To do |
Copy all the entries below exactly, but not the pictures.

Material shown |
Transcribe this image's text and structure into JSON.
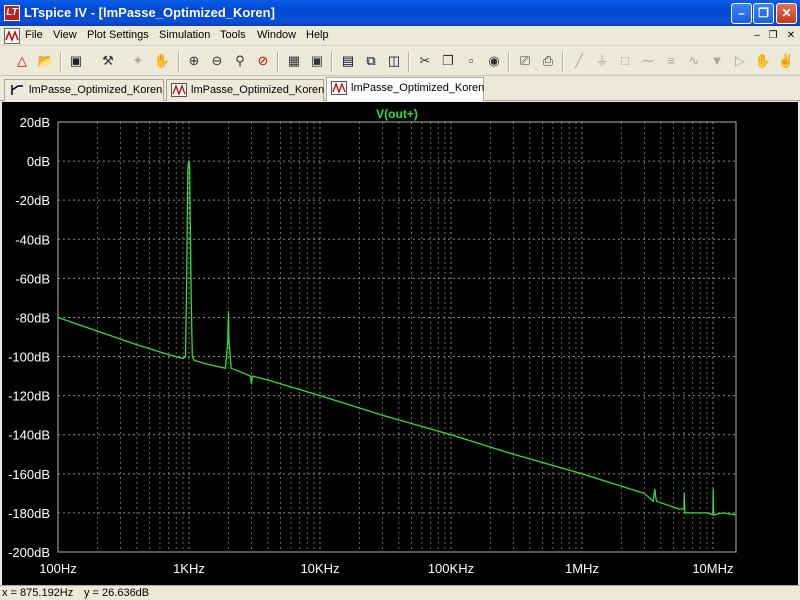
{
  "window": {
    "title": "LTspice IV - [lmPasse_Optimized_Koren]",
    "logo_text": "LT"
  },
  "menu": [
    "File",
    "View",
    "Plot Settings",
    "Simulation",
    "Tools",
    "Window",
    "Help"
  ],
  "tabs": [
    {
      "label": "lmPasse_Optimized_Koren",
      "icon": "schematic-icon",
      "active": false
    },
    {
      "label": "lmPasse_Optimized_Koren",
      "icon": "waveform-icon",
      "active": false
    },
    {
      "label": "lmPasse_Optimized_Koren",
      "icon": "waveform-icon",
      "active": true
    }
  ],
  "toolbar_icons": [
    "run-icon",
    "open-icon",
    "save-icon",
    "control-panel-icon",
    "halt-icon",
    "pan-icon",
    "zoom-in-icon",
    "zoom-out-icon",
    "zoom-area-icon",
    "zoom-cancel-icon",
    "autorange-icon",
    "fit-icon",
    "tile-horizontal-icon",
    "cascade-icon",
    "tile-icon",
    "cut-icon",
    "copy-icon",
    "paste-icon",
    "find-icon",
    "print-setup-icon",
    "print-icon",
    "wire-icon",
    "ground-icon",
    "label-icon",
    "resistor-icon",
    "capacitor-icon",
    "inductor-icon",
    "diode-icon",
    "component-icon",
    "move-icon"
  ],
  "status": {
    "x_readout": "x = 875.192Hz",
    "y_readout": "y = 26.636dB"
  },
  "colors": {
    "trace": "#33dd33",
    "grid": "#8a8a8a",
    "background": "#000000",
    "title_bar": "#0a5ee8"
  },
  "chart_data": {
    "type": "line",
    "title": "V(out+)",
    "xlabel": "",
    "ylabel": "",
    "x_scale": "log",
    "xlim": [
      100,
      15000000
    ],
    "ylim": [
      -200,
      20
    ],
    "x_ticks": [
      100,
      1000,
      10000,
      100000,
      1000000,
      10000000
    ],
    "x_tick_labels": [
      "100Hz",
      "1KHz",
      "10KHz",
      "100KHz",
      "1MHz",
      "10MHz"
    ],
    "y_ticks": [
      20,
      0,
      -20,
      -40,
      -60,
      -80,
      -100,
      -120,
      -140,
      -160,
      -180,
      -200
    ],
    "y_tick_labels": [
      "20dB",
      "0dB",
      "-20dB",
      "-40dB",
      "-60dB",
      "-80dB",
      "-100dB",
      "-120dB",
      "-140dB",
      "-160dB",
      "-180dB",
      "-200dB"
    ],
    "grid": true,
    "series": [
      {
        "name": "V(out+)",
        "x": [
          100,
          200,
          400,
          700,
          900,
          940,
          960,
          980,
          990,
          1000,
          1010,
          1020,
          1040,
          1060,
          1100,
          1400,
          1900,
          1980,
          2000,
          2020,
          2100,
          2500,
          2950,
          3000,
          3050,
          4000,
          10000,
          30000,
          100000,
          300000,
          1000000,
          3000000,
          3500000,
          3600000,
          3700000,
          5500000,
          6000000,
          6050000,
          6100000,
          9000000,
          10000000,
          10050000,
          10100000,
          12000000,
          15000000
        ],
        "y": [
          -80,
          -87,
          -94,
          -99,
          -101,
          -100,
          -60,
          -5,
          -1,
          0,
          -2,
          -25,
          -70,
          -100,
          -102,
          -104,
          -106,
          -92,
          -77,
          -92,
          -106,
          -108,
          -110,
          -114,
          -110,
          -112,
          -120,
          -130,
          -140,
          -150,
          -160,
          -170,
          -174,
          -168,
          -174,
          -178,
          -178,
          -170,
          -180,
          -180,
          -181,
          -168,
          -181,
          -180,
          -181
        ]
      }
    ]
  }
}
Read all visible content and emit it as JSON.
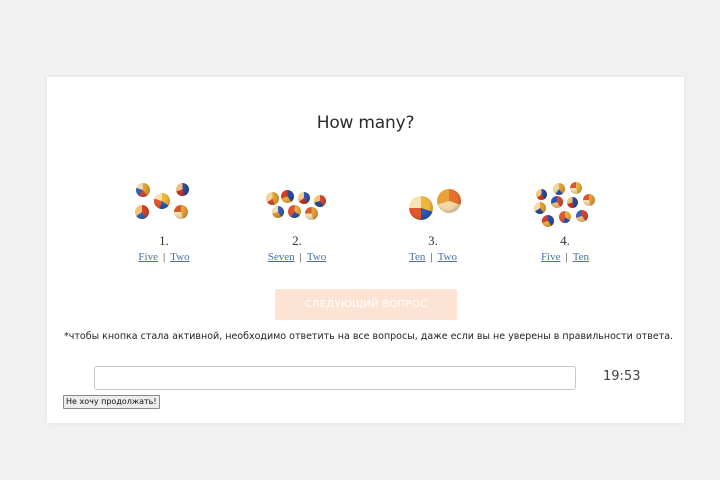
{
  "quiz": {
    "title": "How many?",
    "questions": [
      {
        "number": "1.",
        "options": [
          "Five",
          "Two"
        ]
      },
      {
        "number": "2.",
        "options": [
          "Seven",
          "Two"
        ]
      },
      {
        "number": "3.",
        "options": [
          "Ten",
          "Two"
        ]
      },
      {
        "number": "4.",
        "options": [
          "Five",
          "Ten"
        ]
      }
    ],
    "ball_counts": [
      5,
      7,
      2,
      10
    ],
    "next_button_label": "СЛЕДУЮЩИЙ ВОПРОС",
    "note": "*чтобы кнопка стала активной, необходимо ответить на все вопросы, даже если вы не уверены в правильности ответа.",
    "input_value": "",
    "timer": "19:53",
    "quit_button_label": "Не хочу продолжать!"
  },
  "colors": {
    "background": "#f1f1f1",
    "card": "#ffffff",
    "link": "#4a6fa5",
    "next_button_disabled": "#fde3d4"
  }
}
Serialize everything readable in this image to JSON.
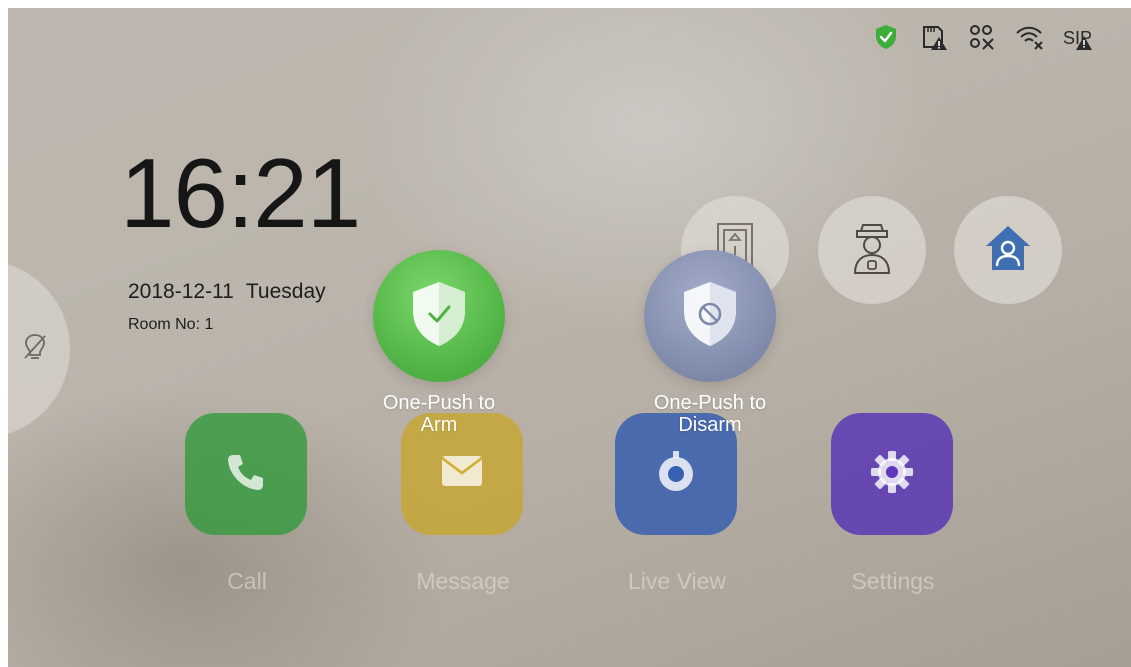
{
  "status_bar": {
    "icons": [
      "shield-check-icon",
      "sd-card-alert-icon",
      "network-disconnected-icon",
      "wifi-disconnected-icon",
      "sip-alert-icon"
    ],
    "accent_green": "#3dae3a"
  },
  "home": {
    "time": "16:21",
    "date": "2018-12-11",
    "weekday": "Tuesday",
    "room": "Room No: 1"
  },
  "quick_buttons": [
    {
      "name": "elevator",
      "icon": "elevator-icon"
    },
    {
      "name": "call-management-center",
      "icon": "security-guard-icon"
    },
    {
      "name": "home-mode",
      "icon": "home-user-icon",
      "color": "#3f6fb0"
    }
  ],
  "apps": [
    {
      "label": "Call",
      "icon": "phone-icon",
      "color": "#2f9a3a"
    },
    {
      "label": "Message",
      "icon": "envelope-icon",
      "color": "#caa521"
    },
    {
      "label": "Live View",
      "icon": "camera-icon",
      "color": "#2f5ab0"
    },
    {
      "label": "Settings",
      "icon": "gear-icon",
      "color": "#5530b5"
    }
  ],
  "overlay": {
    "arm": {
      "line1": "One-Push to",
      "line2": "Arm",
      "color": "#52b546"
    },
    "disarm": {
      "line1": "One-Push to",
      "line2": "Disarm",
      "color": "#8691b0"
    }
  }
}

Complete answer |
Transcribe this image's text and structure into JSON.
{
  "window": {
    "title": "LTspice IV - [lmPasse_Optimized_Koren]",
    "logo_text": "LT"
  },
  "menu": [
    "File",
    "View",
    "Plot Settings",
    "Simulation",
    "Tools",
    "Window",
    "Help"
  ],
  "tabs": [
    {
      "label": "lmPasse_Optimized_Koren",
      "icon": "schematic-icon",
      "active": false
    },
    {
      "label": "lmPasse_Optimized_Koren",
      "icon": "waveform-icon",
      "active": false
    },
    {
      "label": "lmPasse_Optimized_Koren",
      "icon": "waveform-icon",
      "active": true
    }
  ],
  "toolbar_icons": [
    "run-icon",
    "open-icon",
    "save-icon",
    "control-panel-icon",
    "halt-icon",
    "pan-icon",
    "zoom-in-icon",
    "zoom-out-icon",
    "zoom-area-icon",
    "zoom-cancel-icon",
    "autorange-icon",
    "fit-icon",
    "tile-horizontal-icon",
    "cascade-icon",
    "tile-icon",
    "cut-icon",
    "copy-icon",
    "paste-icon",
    "find-icon",
    "print-setup-icon",
    "print-icon",
    "wire-icon",
    "ground-icon",
    "label-icon",
    "resistor-icon",
    "capacitor-icon",
    "inductor-icon",
    "diode-icon",
    "component-icon",
    "move-icon"
  ],
  "status": {
    "x_readout": "x = 875.192Hz",
    "y_readout": "y = 26.636dB"
  },
  "colors": {
    "trace": "#33dd33",
    "grid": "#8a8a8a",
    "background": "#000000",
    "title_bar": "#0a5ee8"
  },
  "chart_data": {
    "type": "line",
    "title": "V(out+)",
    "xlabel": "",
    "ylabel": "",
    "x_scale": "log",
    "xlim": [
      100,
      15000000
    ],
    "ylim": [
      -200,
      20
    ],
    "x_ticks": [
      100,
      1000,
      10000,
      100000,
      1000000,
      10000000
    ],
    "x_tick_labels": [
      "100Hz",
      "1KHz",
      "10KHz",
      "100KHz",
      "1MHz",
      "10MHz"
    ],
    "y_ticks": [
      20,
      0,
      -20,
      -40,
      -60,
      -80,
      -100,
      -120,
      -140,
      -160,
      -180,
      -200
    ],
    "y_tick_labels": [
      "20dB",
      "0dB",
      "-20dB",
      "-40dB",
      "-60dB",
      "-80dB",
      "-100dB",
      "-120dB",
      "-140dB",
      "-160dB",
      "-180dB",
      "-200dB"
    ],
    "grid": true,
    "series": [
      {
        "name": "V(out+)",
        "x": [
          100,
          200,
          400,
          700,
          900,
          940,
          960,
          980,
          990,
          1000,
          1010,
          1020,
          1040,
          1060,
          1100,
          1400,
          1900,
          1980,
          2000,
          2020,
          2100,
          2500,
          2950,
          3000,
          3050,
          4000,
          10000,
          30000,
          100000,
          300000,
          1000000,
          3000000,
          3500000,
          3600000,
          3700000,
          5500000,
          6000000,
          6050000,
          6100000,
          9000000,
          10000000,
          10050000,
          10100000,
          12000000,
          15000000
        ],
        "y": [
          -80,
          -87,
          -94,
          -99,
          -101,
          -100,
          -60,
          -5,
          -1,
          0,
          -2,
          -25,
          -70,
          -100,
          -102,
          -104,
          -106,
          -92,
          -77,
          -92,
          -106,
          -108,
          -110,
          -114,
          -110,
          -112,
          -120,
          -130,
          -140,
          -150,
          -160,
          -170,
          -174,
          -168,
          -174,
          -178,
          -178,
          -170,
          -180,
          -180,
          -181,
          -168,
          -181,
          -180,
          -181
        ]
      }
    ]
  }
}
Read all visible content and emit it as JSON.
{
  "quiz": {
    "title": "How many?",
    "questions": [
      {
        "number": "1.",
        "options": [
          "Five",
          "Two"
        ]
      },
      {
        "number": "2.",
        "options": [
          "Seven",
          "Two"
        ]
      },
      {
        "number": "3.",
        "options": [
          "Ten",
          "Two"
        ]
      },
      {
        "number": "4.",
        "options": [
          "Five",
          "Ten"
        ]
      }
    ],
    "ball_counts": [
      5,
      7,
      2,
      10
    ],
    "next_button_label": "СЛЕДУЮЩИЙ ВОПРОС",
    "note": "*чтобы кнопка стала активной, необходимо ответить на все вопросы, даже если вы не уверены в правильности ответа.",
    "input_value": "",
    "timer": "19:53",
    "quit_button_label": "Не хочу продолжать!"
  },
  "colors": {
    "background": "#f1f1f1",
    "card": "#ffffff",
    "link": "#4a6fa5",
    "next_button_disabled": "#fde3d4"
  }
}
Serialize everything readable in this image to JSON.
{
  "status_bar": {
    "icons": [
      "shield-check-icon",
      "sd-card-alert-icon",
      "network-disconnected-icon",
      "wifi-disconnected-icon",
      "sip-alert-icon"
    ],
    "accent_green": "#3dae3a"
  },
  "home": {
    "time": "16:21",
    "date": "2018-12-11",
    "weekday": "Tuesday",
    "room": "Room No: 1"
  },
  "quick_buttons": [
    {
      "name": "elevator",
      "icon": "elevator-icon"
    },
    {
      "name": "call-management-center",
      "icon": "security-guard-icon"
    },
    {
      "name": "home-mode",
      "icon": "home-user-icon",
      "color": "#3f6fb0"
    }
  ],
  "apps": [
    {
      "label": "Call",
      "icon": "phone-icon",
      "color": "#2f9a3a"
    },
    {
      "label": "Message",
      "icon": "envelope-icon",
      "color": "#caa521"
    },
    {
      "label": "Live View",
      "icon": "camera-icon",
      "color": "#2f5ab0"
    },
    {
      "label": "Settings",
      "icon": "gear-icon",
      "color": "#5530b5"
    }
  ],
  "overlay": {
    "arm": {
      "line1": "One-Push to",
      "line2": "Arm",
      "color": "#52b546"
    },
    "disarm": {
      "line1": "One-Push to",
      "line2": "Disarm",
      "color": "#8691b0"
    }
  }
}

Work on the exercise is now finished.